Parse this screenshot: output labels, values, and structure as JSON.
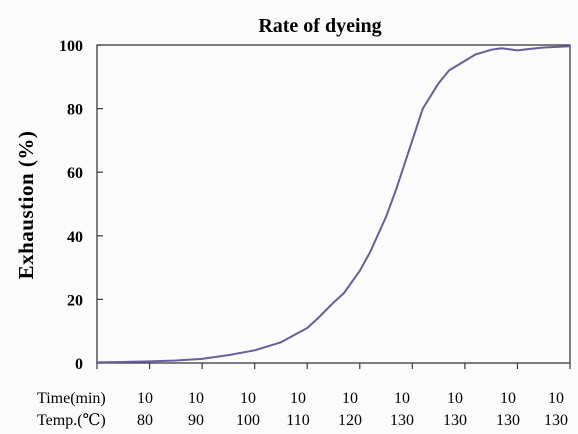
{
  "chart_data": {
    "type": "line",
    "title": "Rate of dyeing",
    "ylabel": "Exhaustion (%)",
    "xlabel": "",
    "ylim": [
      0,
      100
    ],
    "yticks": [
      0,
      20,
      40,
      60,
      80,
      100
    ],
    "grid": false,
    "line_color": "#6a5d9a",
    "x_rows": [
      {
        "label": "Time(min)",
        "values": [
          "10",
          "10",
          "10",
          "10",
          "10",
          "10",
          "10",
          "10",
          "10"
        ]
      },
      {
        "label": "Temp.(℃)",
        "values": [
          "80",
          "90",
          "100",
          "110",
          "120",
          "130",
          "130",
          "130",
          "130"
        ]
      }
    ],
    "x_range": [
      0,
      90
    ],
    "series": [
      {
        "x": [
          0,
          5,
          10,
          15,
          20,
          25,
          30,
          35,
          40,
          42,
          45,
          47,
          50,
          52,
          55,
          57,
          60,
          62,
          65,
          67,
          70,
          72,
          75,
          77,
          80,
          82,
          85,
          90
        ],
        "y": [
          0.2,
          0.3,
          0.5,
          0.8,
          1.3,
          2.5,
          4,
          6.5,
          11,
          14,
          19,
          22,
          29,
          35,
          46,
          55,
          70,
          80,
          88,
          92,
          95,
          97,
          98.5,
          99,
          98.3,
          98.7,
          99.2,
          99.6
        ]
      }
    ]
  }
}
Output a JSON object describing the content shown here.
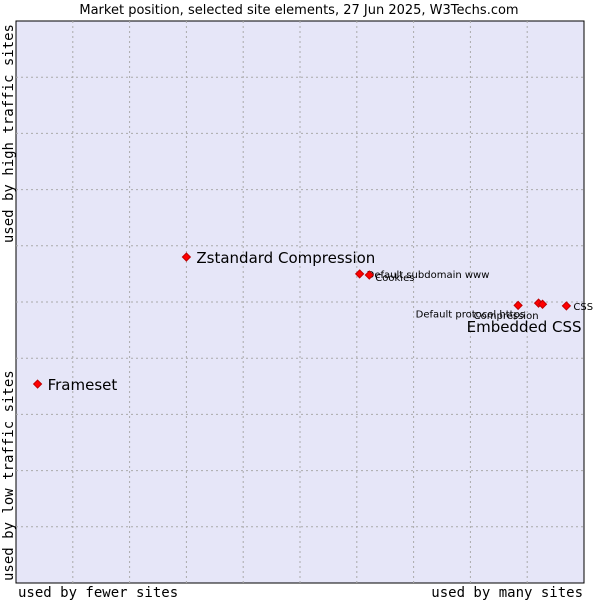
{
  "chart_data": {
    "type": "scatter",
    "title": "Market position, selected site elements, 27 Jun 2025, W3Techs.com",
    "xlabel_low": "used by fewer sites",
    "xlabel_high": "used by many sites",
    "ylabel_low": "used by low traffic sites",
    "ylabel_high": "used by high traffic sites",
    "xlim": [
      0,
      100
    ],
    "ylim": [
      0,
      100
    ],
    "grid": true,
    "points": [
      {
        "label": "Zstandard Compression",
        "x": 30.0,
        "y": 58.0,
        "size": "large"
      },
      {
        "label": "Frameset",
        "x": 3.8,
        "y": 35.4,
        "size": "large"
      },
      {
        "label": "Default subdomain www",
        "x": 60.5,
        "y": 55.0,
        "size": "small"
      },
      {
        "label": "Cookies",
        "x": 62.2,
        "y": 54.8,
        "size": "small"
      },
      {
        "label": "Default protocol https",
        "x": 88.4,
        "y": 49.4,
        "size": "small"
      },
      {
        "label": "Compression",
        "x": 92.0,
        "y": 49.8,
        "size": "small"
      },
      {
        "label": "Embedded CSS",
        "x": 92.7,
        "y": 49.6,
        "size": "large"
      },
      {
        "label": "CSS",
        "x": 96.9,
        "y": 49.3,
        "size": "small"
      }
    ]
  },
  "colors": {
    "plot_bg": "#e6e6f8",
    "grid": "#aaaaaa",
    "marker": "#ff0000"
  }
}
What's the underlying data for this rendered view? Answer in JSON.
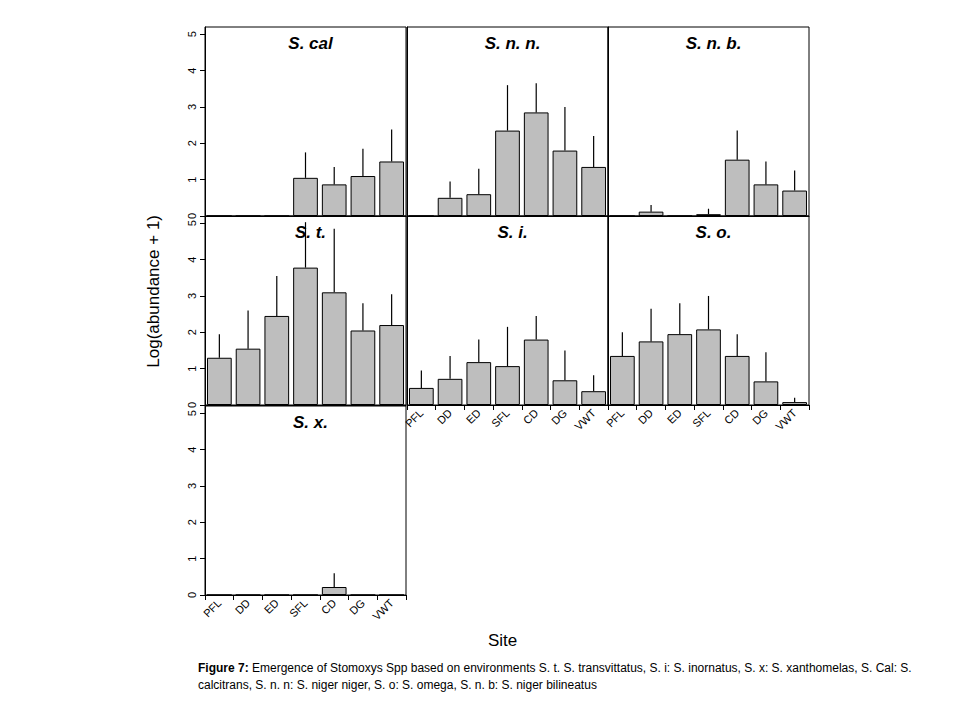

◆ Stated task
Locate all lines that include the word "used" and copy them out.

◆ Reply
    "xlabel_low": "used by fewer sites",
    "xlabel_high": "used by many sites",
    "ylabel_low": "used by low traffic sites",
    "ylabel_high": "used by high traffic sites",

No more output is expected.